■ Task prompt ■
For this exercise, repeat all of the material verbatim apart from its images.

■ Data for this exercise ■

---*---

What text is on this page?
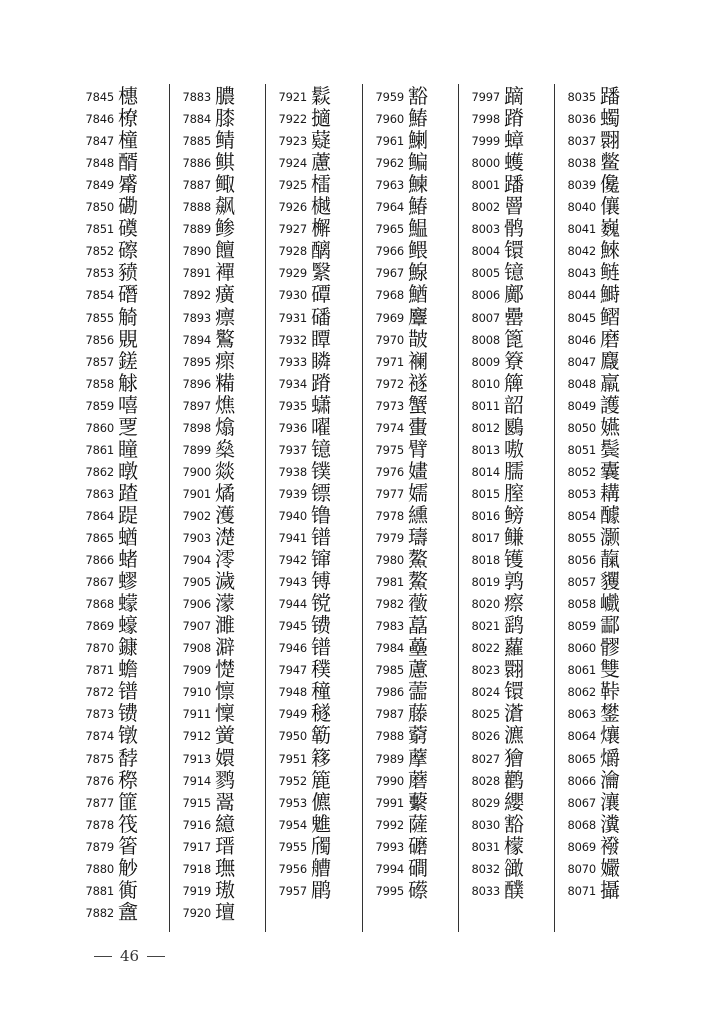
7845 橞
7846 橑
7847 橦
7848 醑
7849 觱
7850 磡
7851 磸
7852 䃰
7853 豮
7854 䃡
7855 觭
7856 覞
7857 鎈
7858 觩
7859 嘻
7860 覂
7861 瞳
7862 暾
7863 蹅
7864 踶
7865 蝤
7866 蝫
7867 蟉
7868 蠓
7869 蠔
7870 鏮
7871 蟾
7872 镨
7873 镄
7874 镦
7875 馞
7876 穄
7877 篚
7878 筏
7879 箵
7880 觘
7881 衠
7882 盦
7883 膿
7884 膝
7885 鲭
7886 鲯
7887 鲰
7888 飙
7889 鲹
7890 饘
7891 襌
7892 癀
7893 瘭
7894 鸄
7895 瘝
7896 糒
7897 燋
7898 熻
7899 燊
7900 燚
7901 燏
7902 濩
7903 濋
7904 澪
7905 濊
7906 濛
7907 濉
7908 澼
7909 憷
7910 懔
7911 懍
7912 黉
7913 嬛
7914 鹨
7915 翯
7916 繶
7917 瑨
7918 璑
7919 璈
7920 璮
7921 鬏
7922 擿
7923 薿
7924 藘
7925 檑
7926 樾
7927 檞
7928 醨
7929 繄
7930 磹
7931 磻
7932 瞫
7933 瞵
7934 蹐
7935 蟏
7936 嚁
7937 镱
7938 镤
7939 镖
7940 镥
7941 镨
7942 镩
7943 镈
7944 镋
7945 镄
7946 镨
7947 穙
7948 穜
7949 穟
7950 簕
7951 簃
7952 簏
7953 儦
7954 魋
7955 斶
7956 艚
7957 鹛
7959 豁
7960 鰆
7961 鯻
7962 鳊
7963 鰊
7964 鰆
7965 鰛
7966 鳂
7967 鰁
7968 鰌
7969 麞
7970 皵
7971 襕
7972 襚
7973 蟹
7974 蟗
7975 臂
7976 嫿
7977 嬬
7978 纁
7979 璹
7980 鰲
7981 鰲
7982 藢
7983 藠
7984 蘲
7985 藘
7986 蘦
7987 藤
7988 藭
7989 藦
7990 蘑
7991 蘻
7992 薩
7993 礳
7994 磵
7995 礤
7997 蹢
7998 蹐
7999 蟑
8000 蠖
8001 蹯
8002 罾
8003 鹘
8004 镮
8005 镱
8006 鄺
8007 罍
8008 篦
8009 簝
8010 簰
8011 韶
8012 鶠
8013 嗷
8014 臑
8015 膣
8016 鳑
8017 鳒
8018 镬
8019 鹑
8020 瘵
8021 鹞
8022 蘿
8023 翾
8024 镮
8025 濸
8026 瀌
8027 獪
8028 鹳
8029 纓
8030 豁
8031 檬
8032 豃
8033 醭
8035 蹯
8036 蠋
8037 翾
8038 鳖
8039 儳
8040 儴
8041 巍
8042 鯠
8043 鲢
8044 鰣
8045 鳛
8046 磨
8047 麙
8048 羸
8049 護
8050 嬿
8051 鬓
8052 囊
8053 耩
8054 醵
8055 灏
8056 靝
8057 貜
8058 巇
8059 酃
8060 髎
8061 雙
8062 鞐
8063 鐢
8064 爙
8065 爝
8066 瀹
8067 瀼
8068 瀵
8069 襏
8070 孍
8071 攝
46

---*---

■ Expected answer ■
What text is on this page?
7845 橞
7846 橑
7847 橦
7848 醑
7849 觱
7850 磡
7851 磸
7852 䃰
7853 豮
7854 䃡
7855 觭
7856 覞
7857 鎈
7858 觩
7859 嘻
7860 覂
7861 瞳
7862 暾
7863 蹅
7864 踶
7865 蝤
7866 蝫
7867 蟉
7868 蠓
7869 蠔
7870 鏮
7871 蟾
7872 镨
7873 镄
7874 镦
7875 馞
7876 穄
7877 篚
7878 筏
7879 箵
7880 觘
7881 衠
7882 盦
7883 膿
7884 膝
7885 鲭
7886 鲯
7887 鲰
7888 飙
7889 鲹
7890 饘
7891 襌
7892 癀
7893 瘭
7894 鸄
7895 瘝
7896 糒
7897 燋
7898 熻
7899 燊
7900 燚
7901 燏
7902 濩
7903 濋
7904 澪
7905 濊
7906 濛
7907 濉
7908 澼
7909 憷
7910 懔
7911 懍
7912 黉
7913 嬛
7914 鹨
7915 翯
7916 繶
7917 瑨
7918 璑
7919 璈
7920 璮
7921 鬏
7922 擿
7923 薿
7924 藘
7925 檑
7926 樾
7927 檞
7928 醨
7929 繄
7930 磹
7931 磻
7932 瞫
7933 瞵
7934 蹐
7935 蟏
7936 嚁
7937 镱
7938 镤
7939 镖
7940 镥
7941 镨
7942 镩
7943 镈
7944 镋
7945 镄
7946 镨
7947 穙
7948 穜
7949 穟
7950 簕
7951 簃
7952 簏
7953 儦
7954 魋
7955 斶
7956 艚
7957 鹛
7959 豁
7960 鰆
7961 鯻
7962 鳊
7963 鰊
7964 鰆
7965 鰛
7966 鳂
7967 鰁
7968 鰌
7969 麞
7970 皵
7971 襕
7972 襚
7973 蟹
7974 蟗
7975 臂
7976 嫿
7977 嬬
7978 纁
7979 璹
7980 鰲
7981 鰲
7982 藢
7983 藠
7984 蘲
7985 藘
7986 蘦
7987 藤
7988 藭
7989 藦
7990 蘑
7991 蘻
7992 薩
7993 礳
7994 磵
7995 礤
7997 蹢
7998 蹐
7999 蟑
8000 蠖
8001 蹯
8002 罾
8003 鹘
8004 镮
8005 镱
8006 鄺
8007 罍
8008 篦
8009 簝
8010 簰
8011 韶
8012 鶠
8013 嗷
8014 臑
8015 膣
8016 鳑
8017 鳒
8018 镬
8019 鹑
8020 瘵
8021 鹞
8022 蘿
8023 翾
8024 镮
8025 濸
8026 瀌
8027 獪
8028 鹳
8029 纓
8030 豁
8031 檬
8032 豃
8033 醭
8035 蹯
8036 蠋
8037 翾
8038 鳖
8039 儳
8040 儴
8041 巍
8042 鯠
8043 鲢
8044 鰣
8045 鳛
8046 磨
8047 麙
8048 羸
8049 護
8050 嬿
8051 鬓
8052 囊
8053 耩
8054 醵
8055 灏
8056 靝
8057 貜
8058 巇
8059 酃
8060 髎
8061 雙
8062 鞐
8063 鐢
8064 爙
8065 爝
8066 瀹
8067 瀼
8068 瀵
8069 襏
8070 孍
8071 攝
46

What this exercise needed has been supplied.